■ Exercise prompt
Give every line from the entries that contains "Output".
------------------------------------------------------------
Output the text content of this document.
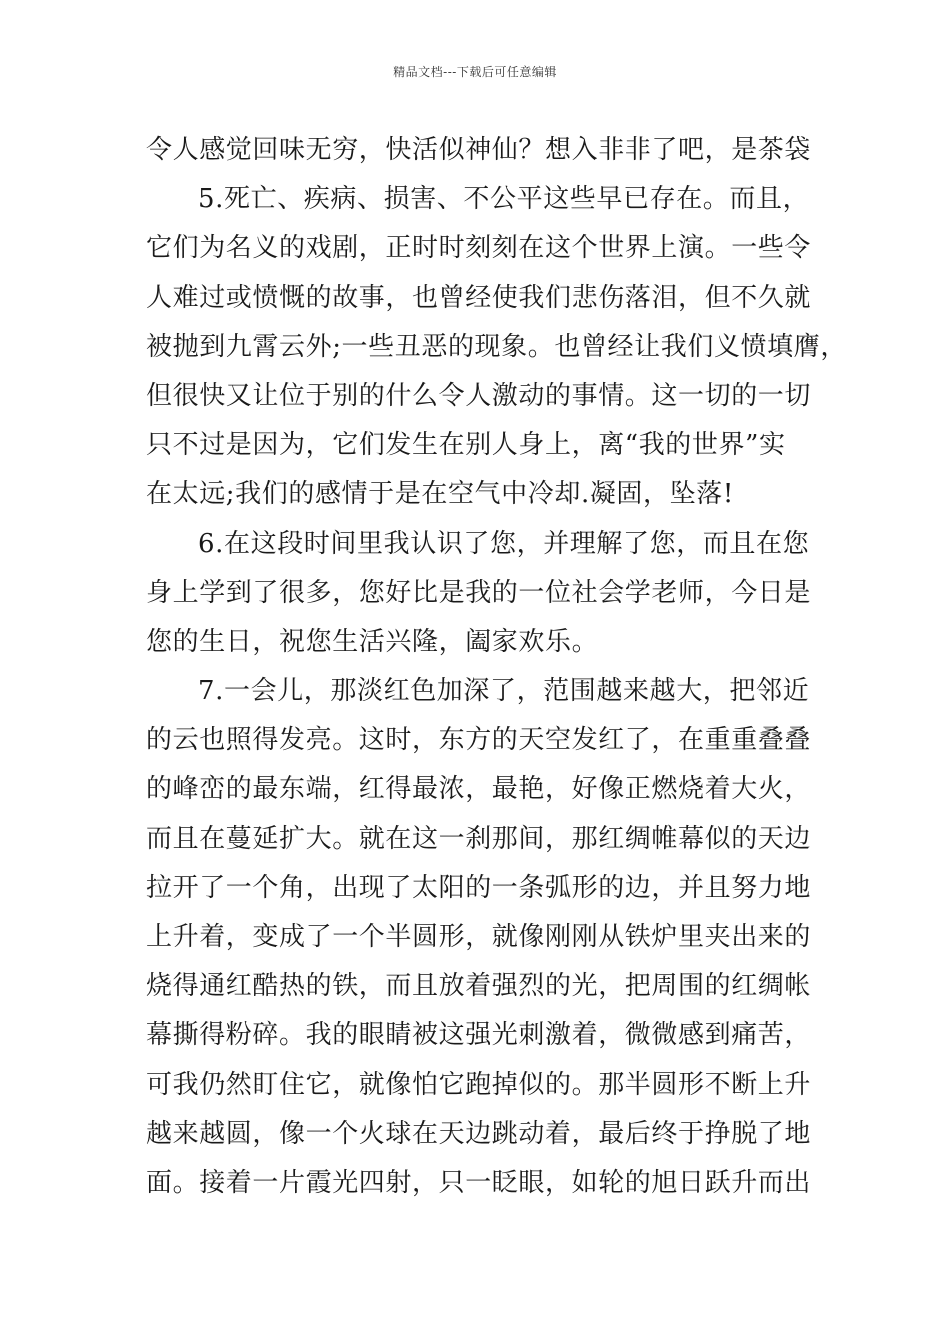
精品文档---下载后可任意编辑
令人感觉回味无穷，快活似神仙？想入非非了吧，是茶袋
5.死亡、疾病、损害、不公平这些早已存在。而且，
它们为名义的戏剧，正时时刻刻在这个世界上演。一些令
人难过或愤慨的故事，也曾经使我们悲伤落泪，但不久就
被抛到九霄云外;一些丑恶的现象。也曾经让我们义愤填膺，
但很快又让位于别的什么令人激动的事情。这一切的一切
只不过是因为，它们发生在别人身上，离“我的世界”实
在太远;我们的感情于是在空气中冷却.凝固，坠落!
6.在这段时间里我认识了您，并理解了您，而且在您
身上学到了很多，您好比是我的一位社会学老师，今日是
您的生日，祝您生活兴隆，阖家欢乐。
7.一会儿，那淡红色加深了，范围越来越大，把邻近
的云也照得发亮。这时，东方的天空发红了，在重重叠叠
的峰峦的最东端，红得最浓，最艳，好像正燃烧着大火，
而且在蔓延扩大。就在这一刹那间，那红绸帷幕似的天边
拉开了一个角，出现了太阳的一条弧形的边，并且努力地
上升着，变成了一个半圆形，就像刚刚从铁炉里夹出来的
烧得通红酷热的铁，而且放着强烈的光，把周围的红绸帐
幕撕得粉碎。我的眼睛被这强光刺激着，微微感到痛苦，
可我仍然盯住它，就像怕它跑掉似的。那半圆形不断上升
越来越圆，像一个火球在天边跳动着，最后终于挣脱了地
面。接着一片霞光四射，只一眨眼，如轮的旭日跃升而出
------------------------------------------------------------
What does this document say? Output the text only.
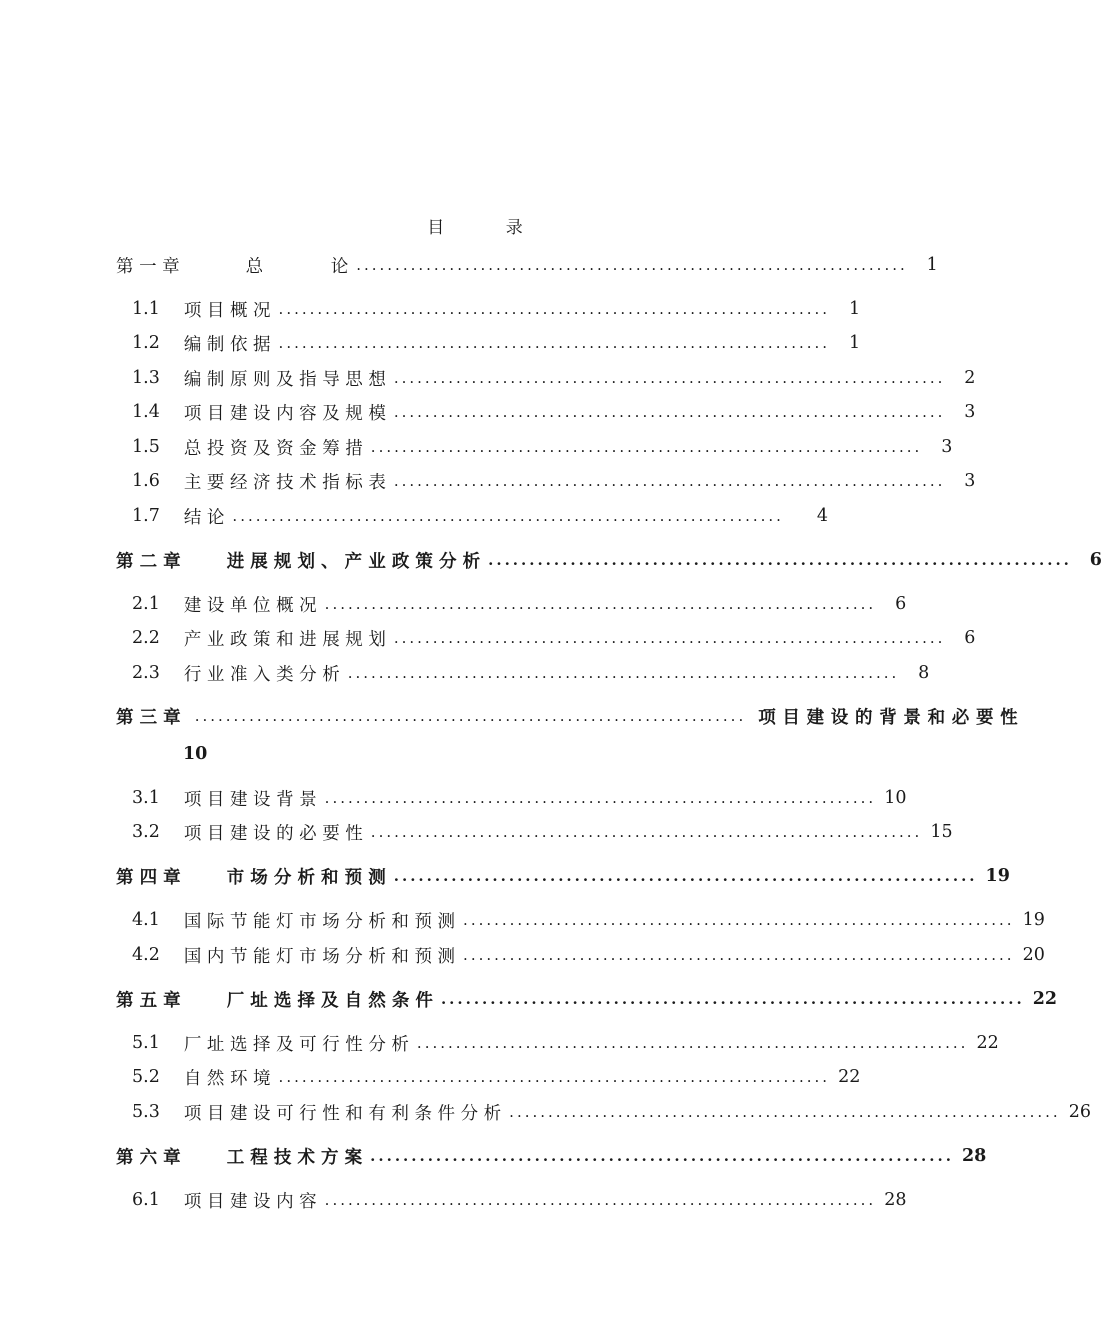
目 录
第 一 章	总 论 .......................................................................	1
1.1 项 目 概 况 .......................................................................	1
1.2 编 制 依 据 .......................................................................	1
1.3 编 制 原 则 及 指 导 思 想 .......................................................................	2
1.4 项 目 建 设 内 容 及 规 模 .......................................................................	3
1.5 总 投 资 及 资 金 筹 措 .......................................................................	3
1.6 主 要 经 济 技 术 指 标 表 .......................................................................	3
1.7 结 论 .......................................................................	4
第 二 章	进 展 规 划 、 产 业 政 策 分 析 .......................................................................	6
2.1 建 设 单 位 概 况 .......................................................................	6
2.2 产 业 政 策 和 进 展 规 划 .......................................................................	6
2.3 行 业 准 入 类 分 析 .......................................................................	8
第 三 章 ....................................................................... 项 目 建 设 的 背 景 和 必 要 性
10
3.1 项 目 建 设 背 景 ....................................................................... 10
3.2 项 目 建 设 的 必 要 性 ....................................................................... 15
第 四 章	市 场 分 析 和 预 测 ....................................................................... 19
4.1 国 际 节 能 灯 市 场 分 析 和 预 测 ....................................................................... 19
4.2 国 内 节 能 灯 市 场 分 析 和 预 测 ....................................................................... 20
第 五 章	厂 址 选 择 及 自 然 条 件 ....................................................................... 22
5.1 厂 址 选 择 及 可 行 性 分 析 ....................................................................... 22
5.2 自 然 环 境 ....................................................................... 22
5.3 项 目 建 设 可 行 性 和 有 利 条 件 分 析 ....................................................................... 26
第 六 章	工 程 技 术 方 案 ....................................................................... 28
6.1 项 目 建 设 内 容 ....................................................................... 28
------------------------------------------------------------
■ Answer to the problem
Output the text content of this document.
What does this document say? Output the text only.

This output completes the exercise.